◆ **INSTRUCTIONS FOR THE TASK**
Write out each line word for word. Drop pictures.

___ MATERIAL FOR THE TASK

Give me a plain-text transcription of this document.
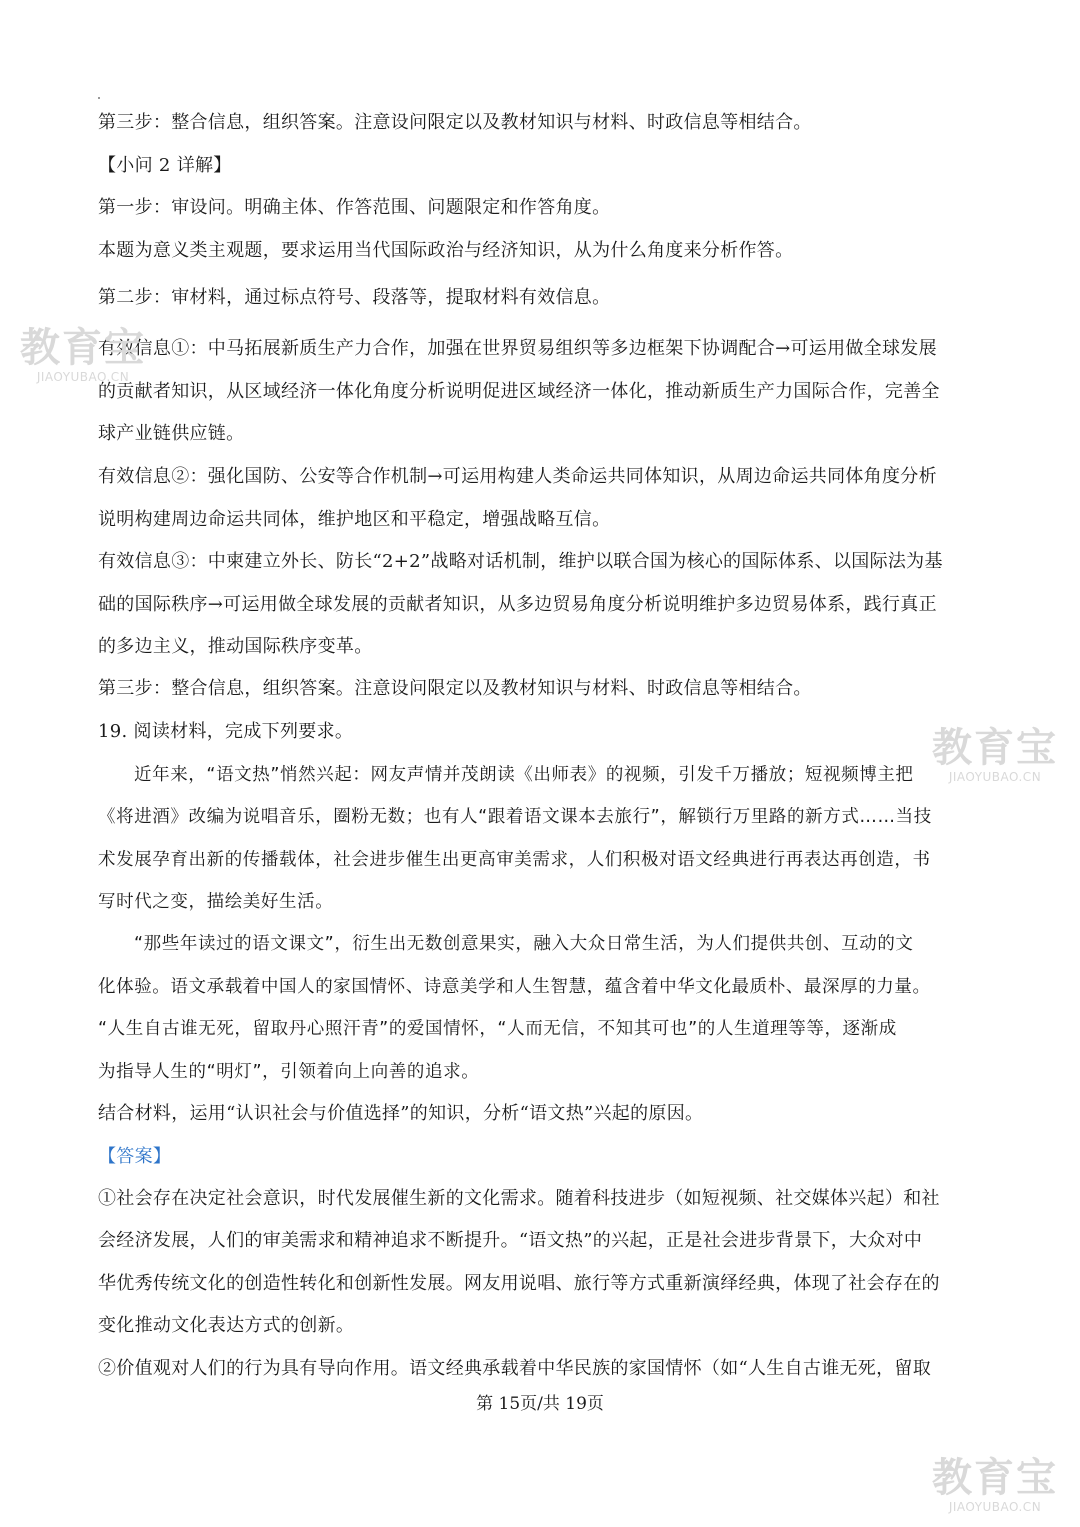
第三步：整合信息，组织答案。注意设问限定以及教材知识与材料、时政信息等相结合。
【小问 2 详解】
第一步：审设问。明确主体、作答范围、问题限定和作答角度。
本题为意义类主观题，要求运用当代国际政治与经济知识，从为什么角度来分析作答。
第二步：审材料，通过标点符号、段落等，提取材料有效信息。
有效信息①：中马拓展新质生产力合作，加强在世界贸易组织等多边框架下协调配合→可运用做全球发展
的贡献者知识，从区域经济一体化角度分析说明促进区域经济一体化，推动新质生产力国际合作，完善全
球产业链供应链。
有效信息②：强化国防、公安等合作机制→可运用构建人类命运共同体知识，从周边命运共同体角度分析
说明构建周边命运共同体，维护地区和平稳定，增强战略互信。
有效信息③：中柬建立外长、防长“2+2”战略对话机制，维护以联合国为核心的国际体系、以国际法为基
础的国际秩序→可运用做全球发展的贡献者知识，从多边贸易角度分析说明维护多边贸易体系，践行真正
的多边主义，推动国际秩序变革。
第三步：整合信息，组织答案。注意设问限定以及教材知识与材料、时政信息等相结合。
19. 阅读材料，完成下列要求。
近年来，“语文热”悄然兴起：网友声情并茂朗读《出师表》的视频，引发千万播放；短视频博主把
《将进酒》改编为说唱音乐，圈粉无数；也有人“跟着语文课本去旅行”，解锁行万里路的新方式……当技
术发展孕育出新的传播载体，社会进步催生出更高审美需求，人们积极对语文经典进行再表达再创造，书
写时代之变，描绘美好生活。
“那些年读过的语文课文”，衍生出无数创意果实，融入大众日常生活，为人们提供共创、互动的文
化体验。语文承载着中国人的家国情怀、诗意美学和人生智慧，蕴含着中华文化最质朴、最深厚的力量。
“人生自古谁无死，留取丹心照汗青”的爱国情怀，“人而无信，不知其可也”的人生道理等等，逐渐成
为指导人生的“明灯”，引领着向上向善的追求。
结合材料，运用“认识社会与价值选择”的知识，分析“语文热”兴起的原因。
【答案】
①社会存在决定社会意识，时代发展催生新的文化需求。随着科技进步（如短视频、社交媒体兴起）和社
会经济发展，人们的审美需求和精神追求不断提升。“语文热”的兴起，正是社会进步背景下，大众对中
华优秀传统文化的创造性转化和创新性发展。网友用说唱、旅行等方式重新演绎经典，体现了社会存在的
变化推动文化表达方式的创新。
②价值观对人们的行为具有导向作用。语文经典承载着中华民族的家国情怀（如“人生自古谁无死，留取
第 15页/共 19页
教育宝
JIAOYUBAO.CN
教育宝
JIAOYUBAO.CN
教育宝
JIAOYUBAO.CN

______

◆ **THE RESULT**
Give me a plain-text transcription of this document.
第三步：整合信息，组织答案。注意设问限定以及教材知识与材料、时政信息等相结合。
【小问 2 详解】
第一步：审设问。明确主体、作答范围、问题限定和作答角度。
本题为意义类主观题，要求运用当代国际政治与经济知识，从为什么角度来分析作答。
第二步：审材料，通过标点符号、段落等，提取材料有效信息。
有效信息①：中马拓展新质生产力合作，加强在世界贸易组织等多边框架下协调配合→可运用做全球发展
的贡献者知识，从区域经济一体化角度分析说明促进区域经济一体化，推动新质生产力国际合作，完善全
球产业链供应链。
有效信息②：强化国防、公安等合作机制→可运用构建人类命运共同体知识，从周边命运共同体角度分析
说明构建周边命运共同体，维护地区和平稳定，增强战略互信。
有效信息③：中柬建立外长、防长“2+2”战略对话机制，维护以联合国为核心的国际体系、以国际法为基
础的国际秩序→可运用做全球发展的贡献者知识，从多边贸易角度分析说明维护多边贸易体系，践行真正
的多边主义，推动国际秩序变革。
第三步：整合信息，组织答案。注意设问限定以及教材知识与材料、时政信息等相结合。
19. 阅读材料，完成下列要求。
近年来，“语文热”悄然兴起：网友声情并茂朗读《出师表》的视频，引发千万播放；短视频博主把
《将进酒》改编为说唱音乐，圈粉无数；也有人“跟着语文课本去旅行”，解锁行万里路的新方式……当技
术发展孕育出新的传播载体，社会进步催生出更高审美需求，人们积极对语文经典进行再表达再创造，书
写时代之变，描绘美好生活。
“那些年读过的语文课文”，衍生出无数创意果实，融入大众日常生活，为人们提供共创、互动的文
化体验。语文承载着中国人的家国情怀、诗意美学和人生智慧，蕴含着中华文化最质朴、最深厚的力量。
“人生自古谁无死，留取丹心照汗青”的爱国情怀，“人而无信，不知其可也”的人生道理等等，逐渐成
为指导人生的“明灯”，引领着向上向善的追求。
结合材料，运用“认识社会与价值选择”的知识，分析“语文热”兴起的原因。
【答案】
①社会存在决定社会意识，时代发展催生新的文化需求。随着科技进步（如短视频、社交媒体兴起）和社
会经济发展，人们的审美需求和精神追求不断提升。“语文热”的兴起，正是社会进步背景下，大众对中
华优秀传统文化的创造性转化和创新性发展。网友用说唱、旅行等方式重新演绎经典，体现了社会存在的
变化推动文化表达方式的创新。
②价值观对人们的行为具有导向作用。语文经典承载着中华民族的家国情怀（如“人生自古谁无死，留取
第 15页/共 19页
教育宝
JIAOYUBAO.CN
教育宝
JIAOYUBAO.CN
教育宝
JIAOYUBAO.CN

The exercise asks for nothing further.